**Brief**
Examine each line of the data. Copy those that contain the string "SANITARIA".

Records from a data source
□ □ □ □

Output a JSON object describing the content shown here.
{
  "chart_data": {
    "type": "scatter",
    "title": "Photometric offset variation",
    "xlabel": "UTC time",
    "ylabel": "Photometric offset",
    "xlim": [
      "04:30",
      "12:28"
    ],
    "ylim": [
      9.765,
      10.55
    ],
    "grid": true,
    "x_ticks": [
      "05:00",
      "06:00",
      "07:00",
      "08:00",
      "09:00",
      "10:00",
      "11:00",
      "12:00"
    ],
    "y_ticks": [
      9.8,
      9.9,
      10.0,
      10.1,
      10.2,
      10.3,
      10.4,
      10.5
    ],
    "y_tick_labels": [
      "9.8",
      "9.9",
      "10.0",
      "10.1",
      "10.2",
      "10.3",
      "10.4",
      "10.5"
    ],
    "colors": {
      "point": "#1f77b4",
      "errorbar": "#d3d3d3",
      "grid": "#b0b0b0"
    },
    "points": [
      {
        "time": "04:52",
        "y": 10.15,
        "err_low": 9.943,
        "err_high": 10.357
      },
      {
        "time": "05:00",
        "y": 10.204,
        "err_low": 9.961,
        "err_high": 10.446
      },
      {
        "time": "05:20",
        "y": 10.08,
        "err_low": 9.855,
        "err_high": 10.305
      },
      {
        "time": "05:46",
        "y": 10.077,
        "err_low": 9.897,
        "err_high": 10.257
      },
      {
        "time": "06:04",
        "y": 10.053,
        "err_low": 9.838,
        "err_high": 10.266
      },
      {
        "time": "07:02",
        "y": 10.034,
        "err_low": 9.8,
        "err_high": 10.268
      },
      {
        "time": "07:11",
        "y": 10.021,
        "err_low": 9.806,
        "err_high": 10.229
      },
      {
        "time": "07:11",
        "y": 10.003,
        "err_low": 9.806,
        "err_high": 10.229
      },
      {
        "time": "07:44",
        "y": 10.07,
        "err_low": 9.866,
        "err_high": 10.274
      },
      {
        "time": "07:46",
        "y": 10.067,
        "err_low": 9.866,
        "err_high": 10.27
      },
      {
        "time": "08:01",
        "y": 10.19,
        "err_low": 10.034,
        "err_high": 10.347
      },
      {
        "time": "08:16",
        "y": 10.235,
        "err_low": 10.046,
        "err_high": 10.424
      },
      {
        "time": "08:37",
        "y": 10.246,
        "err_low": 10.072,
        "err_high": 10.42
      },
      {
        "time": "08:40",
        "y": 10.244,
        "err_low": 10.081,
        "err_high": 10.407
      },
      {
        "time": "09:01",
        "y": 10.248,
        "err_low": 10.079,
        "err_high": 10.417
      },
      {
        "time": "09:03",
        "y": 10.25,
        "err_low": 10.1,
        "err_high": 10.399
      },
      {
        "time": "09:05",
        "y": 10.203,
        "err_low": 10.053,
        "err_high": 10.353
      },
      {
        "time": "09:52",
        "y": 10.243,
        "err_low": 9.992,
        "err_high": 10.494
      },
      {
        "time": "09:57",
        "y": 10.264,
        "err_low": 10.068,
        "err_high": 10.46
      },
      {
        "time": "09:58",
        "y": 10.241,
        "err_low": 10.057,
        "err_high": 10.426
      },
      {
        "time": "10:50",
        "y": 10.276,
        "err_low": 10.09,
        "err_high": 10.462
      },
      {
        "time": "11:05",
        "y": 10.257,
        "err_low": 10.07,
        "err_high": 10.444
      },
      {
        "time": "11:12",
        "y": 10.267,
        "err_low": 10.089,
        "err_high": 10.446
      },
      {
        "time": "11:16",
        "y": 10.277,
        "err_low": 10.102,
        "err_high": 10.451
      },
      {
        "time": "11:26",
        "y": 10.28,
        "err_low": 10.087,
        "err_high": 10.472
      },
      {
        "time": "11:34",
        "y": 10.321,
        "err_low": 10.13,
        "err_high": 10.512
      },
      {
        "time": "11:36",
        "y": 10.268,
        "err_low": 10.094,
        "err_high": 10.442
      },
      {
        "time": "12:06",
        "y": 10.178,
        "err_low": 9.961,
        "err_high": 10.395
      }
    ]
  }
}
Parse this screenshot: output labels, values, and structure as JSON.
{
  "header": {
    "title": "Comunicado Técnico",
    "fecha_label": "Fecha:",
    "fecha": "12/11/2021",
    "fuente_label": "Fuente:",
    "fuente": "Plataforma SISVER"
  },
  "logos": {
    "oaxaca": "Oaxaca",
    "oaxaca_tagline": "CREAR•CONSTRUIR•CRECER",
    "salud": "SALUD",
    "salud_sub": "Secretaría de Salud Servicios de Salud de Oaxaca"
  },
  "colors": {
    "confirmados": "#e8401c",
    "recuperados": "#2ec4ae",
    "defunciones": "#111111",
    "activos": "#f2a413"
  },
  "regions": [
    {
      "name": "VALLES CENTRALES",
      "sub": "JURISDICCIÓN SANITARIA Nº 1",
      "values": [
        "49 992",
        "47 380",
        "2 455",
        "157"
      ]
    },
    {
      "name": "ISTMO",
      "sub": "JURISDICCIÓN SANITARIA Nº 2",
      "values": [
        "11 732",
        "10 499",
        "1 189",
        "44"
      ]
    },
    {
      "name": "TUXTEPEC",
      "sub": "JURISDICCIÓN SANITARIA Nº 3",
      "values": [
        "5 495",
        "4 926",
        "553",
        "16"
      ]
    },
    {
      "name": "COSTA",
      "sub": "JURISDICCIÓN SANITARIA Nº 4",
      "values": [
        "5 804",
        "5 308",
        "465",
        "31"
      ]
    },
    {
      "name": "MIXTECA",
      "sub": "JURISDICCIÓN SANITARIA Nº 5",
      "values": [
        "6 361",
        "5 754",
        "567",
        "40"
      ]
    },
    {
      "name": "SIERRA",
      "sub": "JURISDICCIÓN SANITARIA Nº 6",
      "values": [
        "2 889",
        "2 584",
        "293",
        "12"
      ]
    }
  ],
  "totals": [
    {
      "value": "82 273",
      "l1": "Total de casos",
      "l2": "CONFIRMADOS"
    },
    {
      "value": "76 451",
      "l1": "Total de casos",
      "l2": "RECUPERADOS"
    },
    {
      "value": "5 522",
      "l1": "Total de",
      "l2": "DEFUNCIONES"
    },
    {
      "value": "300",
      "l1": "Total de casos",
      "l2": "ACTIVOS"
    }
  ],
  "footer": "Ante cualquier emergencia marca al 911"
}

□ □ □ □

**Worked solution**
      "sub": "JURISDICCIÓN SANITARIA Nº 1",
      "sub": "JURISDICCIÓN SANITARIA Nº 2",
      "sub": "JURISDICCIÓN SANITARIA Nº 3",
      "sub": "JURISDICCIÓN SANITARIA Nº 4",
      "sub": "JURISDICCIÓN SANITARIA Nº 5",
      "sub": "JURISDICCIÓN SANITARIA Nº 6",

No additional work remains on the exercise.